Exercise prompt |
Copy every line of the listing that holds the string "screenshot".
..........
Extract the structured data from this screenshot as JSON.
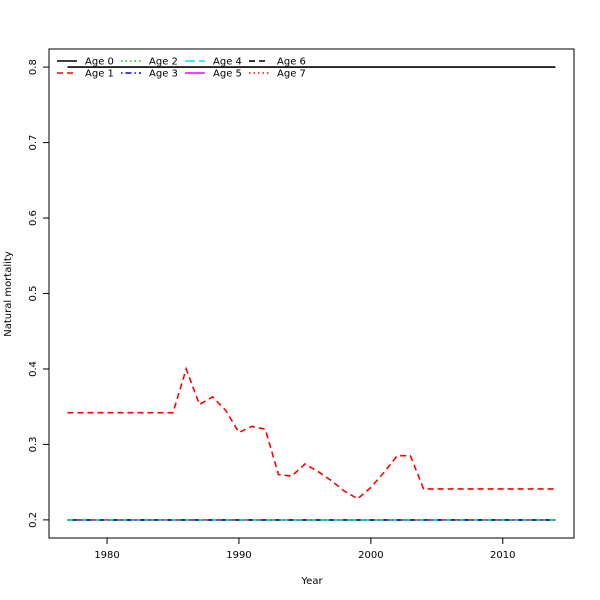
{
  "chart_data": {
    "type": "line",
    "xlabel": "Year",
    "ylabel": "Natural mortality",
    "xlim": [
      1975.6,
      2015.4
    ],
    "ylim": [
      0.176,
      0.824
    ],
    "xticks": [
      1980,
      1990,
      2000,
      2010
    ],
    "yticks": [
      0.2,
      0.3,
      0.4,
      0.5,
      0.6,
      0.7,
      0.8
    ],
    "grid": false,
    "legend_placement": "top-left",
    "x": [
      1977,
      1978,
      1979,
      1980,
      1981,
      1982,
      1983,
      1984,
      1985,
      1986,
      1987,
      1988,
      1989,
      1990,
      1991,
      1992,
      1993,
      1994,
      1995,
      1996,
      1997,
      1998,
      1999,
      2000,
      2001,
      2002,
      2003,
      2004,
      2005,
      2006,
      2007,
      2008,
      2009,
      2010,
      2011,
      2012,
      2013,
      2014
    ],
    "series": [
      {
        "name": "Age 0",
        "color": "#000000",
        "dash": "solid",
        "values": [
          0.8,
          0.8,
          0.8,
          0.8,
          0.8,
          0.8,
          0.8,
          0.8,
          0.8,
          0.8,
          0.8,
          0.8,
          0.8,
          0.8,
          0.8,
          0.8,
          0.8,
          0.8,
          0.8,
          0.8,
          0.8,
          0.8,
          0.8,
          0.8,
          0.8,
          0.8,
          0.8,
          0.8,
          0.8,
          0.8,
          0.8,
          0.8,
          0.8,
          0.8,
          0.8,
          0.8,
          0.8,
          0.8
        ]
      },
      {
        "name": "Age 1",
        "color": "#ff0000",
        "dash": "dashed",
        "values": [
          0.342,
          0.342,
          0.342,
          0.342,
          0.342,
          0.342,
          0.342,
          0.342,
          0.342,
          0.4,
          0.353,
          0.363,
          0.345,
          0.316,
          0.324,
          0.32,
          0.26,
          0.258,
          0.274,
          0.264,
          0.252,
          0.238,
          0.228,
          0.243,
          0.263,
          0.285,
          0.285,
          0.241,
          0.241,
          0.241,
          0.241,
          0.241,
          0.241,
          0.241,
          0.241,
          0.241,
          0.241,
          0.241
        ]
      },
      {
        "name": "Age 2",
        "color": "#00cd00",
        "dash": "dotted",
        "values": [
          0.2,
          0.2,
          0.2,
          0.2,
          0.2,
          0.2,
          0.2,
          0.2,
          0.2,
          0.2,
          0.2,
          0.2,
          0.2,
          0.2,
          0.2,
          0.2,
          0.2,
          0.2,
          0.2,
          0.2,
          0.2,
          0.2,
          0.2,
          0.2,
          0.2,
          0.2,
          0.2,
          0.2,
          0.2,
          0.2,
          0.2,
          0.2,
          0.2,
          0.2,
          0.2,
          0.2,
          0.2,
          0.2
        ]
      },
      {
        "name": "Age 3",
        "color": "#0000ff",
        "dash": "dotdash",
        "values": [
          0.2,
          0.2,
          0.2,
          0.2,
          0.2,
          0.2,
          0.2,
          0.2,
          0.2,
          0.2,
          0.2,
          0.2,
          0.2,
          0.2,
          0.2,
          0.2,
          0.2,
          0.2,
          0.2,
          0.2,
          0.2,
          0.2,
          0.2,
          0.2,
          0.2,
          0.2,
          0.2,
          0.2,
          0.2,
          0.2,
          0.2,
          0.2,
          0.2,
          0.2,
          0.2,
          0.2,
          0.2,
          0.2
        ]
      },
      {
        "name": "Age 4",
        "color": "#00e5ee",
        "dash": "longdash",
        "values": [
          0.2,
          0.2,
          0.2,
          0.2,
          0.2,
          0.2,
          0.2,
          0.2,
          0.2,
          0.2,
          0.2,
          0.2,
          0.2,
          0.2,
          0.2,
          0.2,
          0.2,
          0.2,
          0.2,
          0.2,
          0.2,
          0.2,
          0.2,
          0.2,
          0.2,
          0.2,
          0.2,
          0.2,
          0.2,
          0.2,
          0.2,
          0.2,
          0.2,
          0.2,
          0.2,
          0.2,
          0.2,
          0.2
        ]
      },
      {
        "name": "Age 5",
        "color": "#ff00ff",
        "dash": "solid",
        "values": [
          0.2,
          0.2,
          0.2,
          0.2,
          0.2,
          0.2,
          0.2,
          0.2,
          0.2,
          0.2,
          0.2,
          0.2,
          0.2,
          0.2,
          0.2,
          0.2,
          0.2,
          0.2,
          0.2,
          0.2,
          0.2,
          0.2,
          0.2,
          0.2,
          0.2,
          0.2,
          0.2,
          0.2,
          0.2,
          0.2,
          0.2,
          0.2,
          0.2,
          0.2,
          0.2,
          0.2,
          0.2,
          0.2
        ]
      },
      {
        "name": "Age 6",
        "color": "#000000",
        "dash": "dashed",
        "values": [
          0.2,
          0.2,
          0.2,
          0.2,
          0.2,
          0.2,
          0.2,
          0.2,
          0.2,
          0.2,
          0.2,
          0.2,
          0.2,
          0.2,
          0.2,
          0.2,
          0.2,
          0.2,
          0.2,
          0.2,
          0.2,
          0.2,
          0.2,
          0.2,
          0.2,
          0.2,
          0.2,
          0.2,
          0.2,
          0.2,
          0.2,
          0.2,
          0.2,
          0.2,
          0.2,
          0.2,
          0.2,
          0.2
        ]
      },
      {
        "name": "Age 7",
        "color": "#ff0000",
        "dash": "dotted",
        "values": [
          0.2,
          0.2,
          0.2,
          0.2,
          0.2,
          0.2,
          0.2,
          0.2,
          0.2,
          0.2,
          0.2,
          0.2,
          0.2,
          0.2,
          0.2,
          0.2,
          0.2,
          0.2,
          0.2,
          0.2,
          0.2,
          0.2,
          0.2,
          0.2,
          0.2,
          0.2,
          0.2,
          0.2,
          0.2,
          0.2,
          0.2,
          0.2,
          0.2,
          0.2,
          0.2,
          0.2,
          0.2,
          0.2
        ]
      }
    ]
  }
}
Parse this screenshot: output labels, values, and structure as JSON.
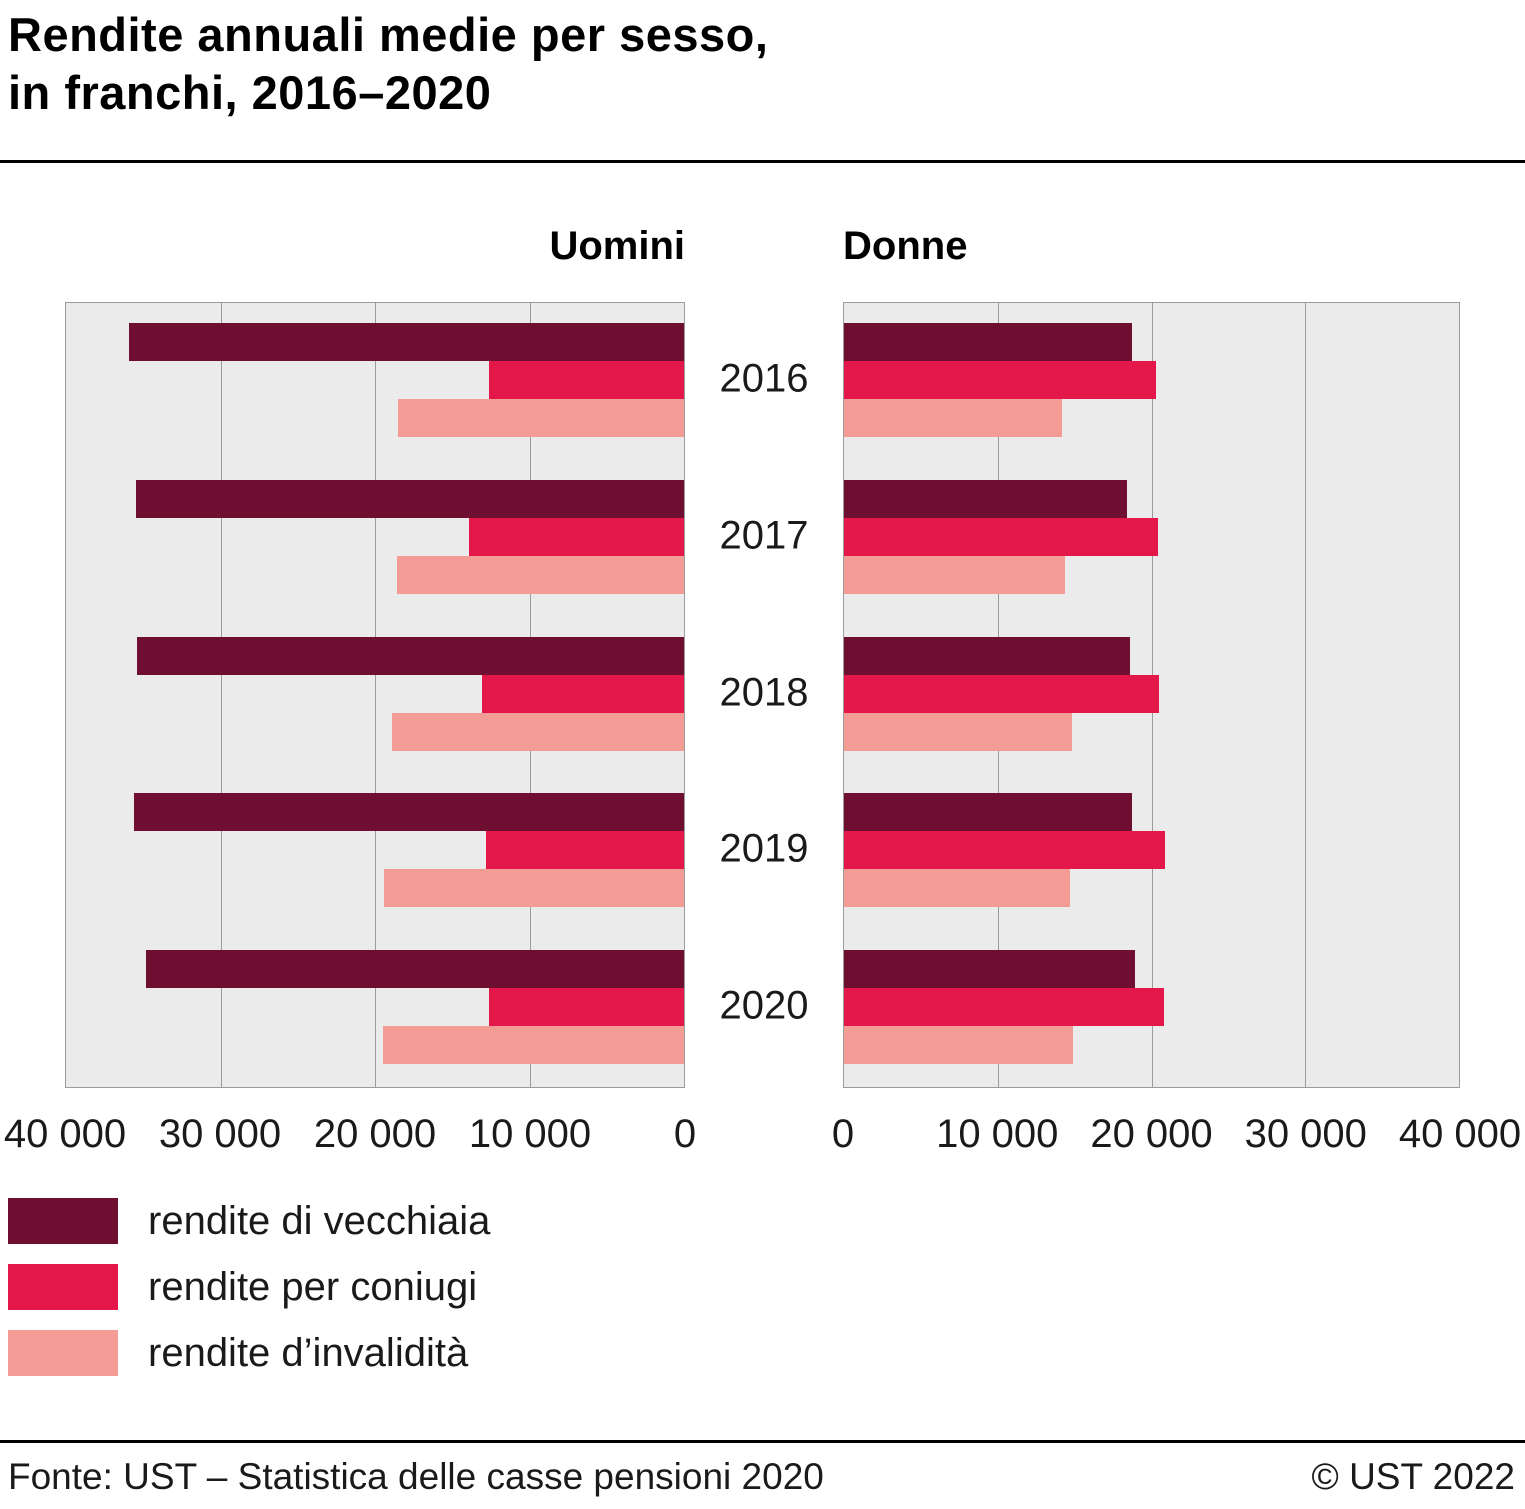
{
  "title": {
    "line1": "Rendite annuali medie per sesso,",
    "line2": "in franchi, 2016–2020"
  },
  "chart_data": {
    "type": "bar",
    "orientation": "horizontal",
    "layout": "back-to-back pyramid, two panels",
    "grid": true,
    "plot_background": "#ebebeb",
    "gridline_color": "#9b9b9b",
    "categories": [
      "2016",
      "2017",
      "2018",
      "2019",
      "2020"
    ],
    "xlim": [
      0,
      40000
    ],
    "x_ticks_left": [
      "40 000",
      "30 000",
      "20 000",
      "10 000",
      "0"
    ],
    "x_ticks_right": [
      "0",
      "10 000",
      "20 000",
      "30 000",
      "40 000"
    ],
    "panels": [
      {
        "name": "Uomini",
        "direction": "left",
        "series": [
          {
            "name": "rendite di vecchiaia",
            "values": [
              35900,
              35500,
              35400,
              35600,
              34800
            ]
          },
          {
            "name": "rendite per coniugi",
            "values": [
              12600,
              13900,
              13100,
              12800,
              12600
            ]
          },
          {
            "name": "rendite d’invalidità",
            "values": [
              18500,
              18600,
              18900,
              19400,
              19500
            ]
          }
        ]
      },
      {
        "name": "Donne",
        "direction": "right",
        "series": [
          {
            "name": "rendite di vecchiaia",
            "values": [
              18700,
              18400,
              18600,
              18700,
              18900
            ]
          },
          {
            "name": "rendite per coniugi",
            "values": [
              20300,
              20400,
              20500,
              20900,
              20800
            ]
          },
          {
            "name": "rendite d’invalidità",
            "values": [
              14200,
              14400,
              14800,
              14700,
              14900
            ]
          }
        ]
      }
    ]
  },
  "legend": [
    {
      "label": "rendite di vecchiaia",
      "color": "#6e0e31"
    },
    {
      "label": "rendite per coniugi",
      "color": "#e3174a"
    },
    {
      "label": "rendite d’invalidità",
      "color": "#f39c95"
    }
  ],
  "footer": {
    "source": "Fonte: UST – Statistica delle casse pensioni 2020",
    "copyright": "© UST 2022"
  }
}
..........
Final answer |
Extract the structured data from this screenshot as JSON.
Parse this screenshot: output labels, values, and structure as JSON.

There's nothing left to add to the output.